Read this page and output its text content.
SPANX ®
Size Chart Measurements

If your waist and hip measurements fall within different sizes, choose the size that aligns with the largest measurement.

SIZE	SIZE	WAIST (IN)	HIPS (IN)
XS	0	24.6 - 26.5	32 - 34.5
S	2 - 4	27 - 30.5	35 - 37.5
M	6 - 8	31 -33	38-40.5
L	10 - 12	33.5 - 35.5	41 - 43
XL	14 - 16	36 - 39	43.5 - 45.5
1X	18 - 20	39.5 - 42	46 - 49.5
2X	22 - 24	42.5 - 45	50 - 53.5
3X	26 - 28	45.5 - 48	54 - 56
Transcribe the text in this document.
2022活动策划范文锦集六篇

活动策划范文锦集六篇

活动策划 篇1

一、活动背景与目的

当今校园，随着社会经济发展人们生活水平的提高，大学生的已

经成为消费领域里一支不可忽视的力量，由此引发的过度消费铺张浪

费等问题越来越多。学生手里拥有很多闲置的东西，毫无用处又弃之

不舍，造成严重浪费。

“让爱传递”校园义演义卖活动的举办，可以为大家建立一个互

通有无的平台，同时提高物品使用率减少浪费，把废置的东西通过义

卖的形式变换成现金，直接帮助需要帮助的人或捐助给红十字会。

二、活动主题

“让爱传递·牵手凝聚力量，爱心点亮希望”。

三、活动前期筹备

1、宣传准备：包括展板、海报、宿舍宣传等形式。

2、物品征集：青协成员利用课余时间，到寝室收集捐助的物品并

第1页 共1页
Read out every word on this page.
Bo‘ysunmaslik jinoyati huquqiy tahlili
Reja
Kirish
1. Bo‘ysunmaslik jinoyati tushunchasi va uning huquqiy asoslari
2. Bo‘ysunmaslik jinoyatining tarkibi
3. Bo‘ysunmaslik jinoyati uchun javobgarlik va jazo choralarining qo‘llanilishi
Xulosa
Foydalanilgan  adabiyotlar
•••
Set down nothing but the lines from the one with "Transcribe the text in this document." through the end of the records, keeping each line exactly as written and including both ends.

Solution for this task:
Transcribe the text in this document.
2022活动策划范文锦集六篇

活动策划范文锦集六篇

活动策划 篇1

一、活动背景与目的

当今校园，随着社会经济发展人们生活水平的提高，大学生的已

经成为消费领域里一支不可忽视的力量，由此引发的过度消费铺张浪

费等问题越来越多。学生手里拥有很多闲置的东西，毫无用处又弃之

不舍，造成严重浪费。

“让爱传递”校园义演义卖活动的举办，可以为大家建立一个互

通有无的平台，同时提高物品使用率减少浪费，把废置的东西通过义

卖的形式变换成现金，直接帮助需要帮助的人或捐助给红十字会。

二、活动主题

“让爱传递·牵手凝聚力量，爱心点亮希望”。

三、活动前期筹备

1、宣传准备：包括展板、海报、宿舍宣传等形式。

2、物品征集：青协成员利用课余时间，到寝室收集捐助的物品并

第1页 共1页
Read out every word on this page.
Bo‘ysunmaslik jinoyati huquqiy tahlili
Reja
Kirish
1. Bo‘ysunmaslik jinoyati tushunchasi va uning huquqiy asoslari
2. Bo‘ysunmaslik jinoyatining tarkibi
3. Bo‘ysunmaslik jinoyati uchun javobgarlik va jazo choralarining qo‘llanilishi
Xulosa
Foydalanilgan  adabiyotlar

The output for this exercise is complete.